Look through the listing below and report how many lines contain "frac", as a bare number.

-- Start Dataset records --

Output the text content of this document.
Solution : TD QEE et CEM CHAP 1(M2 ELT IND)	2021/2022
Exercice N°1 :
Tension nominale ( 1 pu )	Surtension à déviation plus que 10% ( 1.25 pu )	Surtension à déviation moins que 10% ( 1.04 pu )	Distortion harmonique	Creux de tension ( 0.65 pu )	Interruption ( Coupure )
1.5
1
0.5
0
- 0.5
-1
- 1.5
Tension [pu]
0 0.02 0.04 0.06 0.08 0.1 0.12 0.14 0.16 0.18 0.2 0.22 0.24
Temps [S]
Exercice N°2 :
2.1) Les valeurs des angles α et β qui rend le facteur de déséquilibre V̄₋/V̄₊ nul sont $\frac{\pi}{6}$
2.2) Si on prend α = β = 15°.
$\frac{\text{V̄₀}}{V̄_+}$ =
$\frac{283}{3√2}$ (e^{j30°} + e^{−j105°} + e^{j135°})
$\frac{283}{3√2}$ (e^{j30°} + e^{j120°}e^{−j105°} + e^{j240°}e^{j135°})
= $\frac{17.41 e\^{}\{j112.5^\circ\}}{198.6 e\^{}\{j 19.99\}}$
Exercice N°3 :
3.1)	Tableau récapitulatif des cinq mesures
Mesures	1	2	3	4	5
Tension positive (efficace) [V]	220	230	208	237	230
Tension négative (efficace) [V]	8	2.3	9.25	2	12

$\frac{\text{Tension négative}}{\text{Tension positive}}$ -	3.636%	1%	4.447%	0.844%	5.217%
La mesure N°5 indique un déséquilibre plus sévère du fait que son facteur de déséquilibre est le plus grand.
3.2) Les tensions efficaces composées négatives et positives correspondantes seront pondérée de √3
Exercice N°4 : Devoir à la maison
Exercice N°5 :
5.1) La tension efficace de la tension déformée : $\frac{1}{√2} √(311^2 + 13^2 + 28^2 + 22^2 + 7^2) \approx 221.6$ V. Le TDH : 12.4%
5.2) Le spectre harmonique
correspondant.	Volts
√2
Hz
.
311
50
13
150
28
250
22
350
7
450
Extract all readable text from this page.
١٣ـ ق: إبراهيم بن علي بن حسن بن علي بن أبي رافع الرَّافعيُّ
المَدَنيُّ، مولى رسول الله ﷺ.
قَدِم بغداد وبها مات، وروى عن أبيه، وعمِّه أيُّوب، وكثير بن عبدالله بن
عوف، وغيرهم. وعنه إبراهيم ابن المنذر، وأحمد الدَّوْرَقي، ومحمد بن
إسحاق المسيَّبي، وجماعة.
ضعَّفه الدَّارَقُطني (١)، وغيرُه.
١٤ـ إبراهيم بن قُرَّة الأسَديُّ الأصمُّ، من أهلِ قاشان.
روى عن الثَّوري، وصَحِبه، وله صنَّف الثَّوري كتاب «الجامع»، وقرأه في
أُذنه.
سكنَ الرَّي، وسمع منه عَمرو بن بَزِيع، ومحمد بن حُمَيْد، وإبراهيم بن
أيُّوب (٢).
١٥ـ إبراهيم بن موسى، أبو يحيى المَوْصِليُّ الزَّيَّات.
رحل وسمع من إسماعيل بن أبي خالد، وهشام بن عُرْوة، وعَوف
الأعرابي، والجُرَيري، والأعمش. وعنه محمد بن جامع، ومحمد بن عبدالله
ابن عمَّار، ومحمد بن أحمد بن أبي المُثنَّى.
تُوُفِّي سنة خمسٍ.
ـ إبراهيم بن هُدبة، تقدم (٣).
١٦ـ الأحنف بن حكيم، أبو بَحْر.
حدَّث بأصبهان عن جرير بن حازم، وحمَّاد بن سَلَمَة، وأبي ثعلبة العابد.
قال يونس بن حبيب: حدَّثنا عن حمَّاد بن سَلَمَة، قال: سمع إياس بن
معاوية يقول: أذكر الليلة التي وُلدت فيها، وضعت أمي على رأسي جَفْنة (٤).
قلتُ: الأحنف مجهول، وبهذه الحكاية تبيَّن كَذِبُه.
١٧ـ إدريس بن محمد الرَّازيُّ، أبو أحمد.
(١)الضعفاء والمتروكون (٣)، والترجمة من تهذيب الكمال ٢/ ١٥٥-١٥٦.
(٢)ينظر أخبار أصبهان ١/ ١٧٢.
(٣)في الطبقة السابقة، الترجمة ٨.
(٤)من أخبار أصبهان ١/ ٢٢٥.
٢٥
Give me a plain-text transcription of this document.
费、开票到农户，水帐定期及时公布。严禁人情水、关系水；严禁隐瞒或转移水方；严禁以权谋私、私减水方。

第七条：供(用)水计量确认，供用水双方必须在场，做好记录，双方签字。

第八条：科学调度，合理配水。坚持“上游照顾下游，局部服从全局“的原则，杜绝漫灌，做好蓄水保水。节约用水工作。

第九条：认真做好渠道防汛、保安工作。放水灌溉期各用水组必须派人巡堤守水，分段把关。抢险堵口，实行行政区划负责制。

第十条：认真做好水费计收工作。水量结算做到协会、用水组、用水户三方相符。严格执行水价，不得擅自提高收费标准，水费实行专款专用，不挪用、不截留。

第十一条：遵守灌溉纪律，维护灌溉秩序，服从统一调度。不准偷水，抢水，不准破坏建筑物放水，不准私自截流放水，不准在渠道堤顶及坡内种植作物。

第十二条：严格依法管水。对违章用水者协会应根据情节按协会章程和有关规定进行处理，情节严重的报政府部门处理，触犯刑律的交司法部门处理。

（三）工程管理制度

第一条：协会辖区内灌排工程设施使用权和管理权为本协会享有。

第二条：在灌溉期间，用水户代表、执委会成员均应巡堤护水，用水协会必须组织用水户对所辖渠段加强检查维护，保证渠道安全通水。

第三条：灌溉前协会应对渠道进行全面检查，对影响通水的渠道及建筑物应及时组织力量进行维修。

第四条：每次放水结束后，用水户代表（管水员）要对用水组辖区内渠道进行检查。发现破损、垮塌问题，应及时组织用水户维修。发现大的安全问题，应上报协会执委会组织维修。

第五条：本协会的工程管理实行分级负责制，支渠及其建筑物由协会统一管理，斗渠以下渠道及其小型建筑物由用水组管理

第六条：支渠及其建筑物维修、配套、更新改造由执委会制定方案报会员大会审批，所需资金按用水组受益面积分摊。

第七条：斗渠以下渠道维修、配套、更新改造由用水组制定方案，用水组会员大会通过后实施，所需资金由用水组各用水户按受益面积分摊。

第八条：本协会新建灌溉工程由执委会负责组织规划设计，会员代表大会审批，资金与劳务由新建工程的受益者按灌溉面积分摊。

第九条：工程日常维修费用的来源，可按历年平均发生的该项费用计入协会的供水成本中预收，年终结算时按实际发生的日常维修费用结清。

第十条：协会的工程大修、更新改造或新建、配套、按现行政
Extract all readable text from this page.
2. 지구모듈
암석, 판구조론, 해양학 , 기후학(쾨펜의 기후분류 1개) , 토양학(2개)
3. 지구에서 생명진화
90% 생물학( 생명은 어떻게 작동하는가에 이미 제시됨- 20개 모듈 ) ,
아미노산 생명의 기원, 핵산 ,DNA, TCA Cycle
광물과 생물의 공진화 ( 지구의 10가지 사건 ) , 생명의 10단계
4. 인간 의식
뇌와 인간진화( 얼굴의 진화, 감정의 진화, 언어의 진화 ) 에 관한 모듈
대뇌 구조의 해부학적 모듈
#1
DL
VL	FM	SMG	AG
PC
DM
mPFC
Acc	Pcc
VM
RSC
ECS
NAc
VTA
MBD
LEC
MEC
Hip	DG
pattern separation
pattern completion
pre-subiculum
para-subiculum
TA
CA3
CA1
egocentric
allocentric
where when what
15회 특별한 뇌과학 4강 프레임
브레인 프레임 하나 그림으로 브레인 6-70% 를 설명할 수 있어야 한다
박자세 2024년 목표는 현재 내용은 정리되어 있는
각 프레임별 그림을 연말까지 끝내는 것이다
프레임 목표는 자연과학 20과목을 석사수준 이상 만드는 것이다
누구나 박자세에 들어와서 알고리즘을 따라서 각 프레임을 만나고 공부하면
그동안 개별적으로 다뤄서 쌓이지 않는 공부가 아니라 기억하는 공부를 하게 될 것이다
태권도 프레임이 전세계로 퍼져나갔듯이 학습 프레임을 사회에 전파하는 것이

-- End Dataset records --

> _Response to this task_
7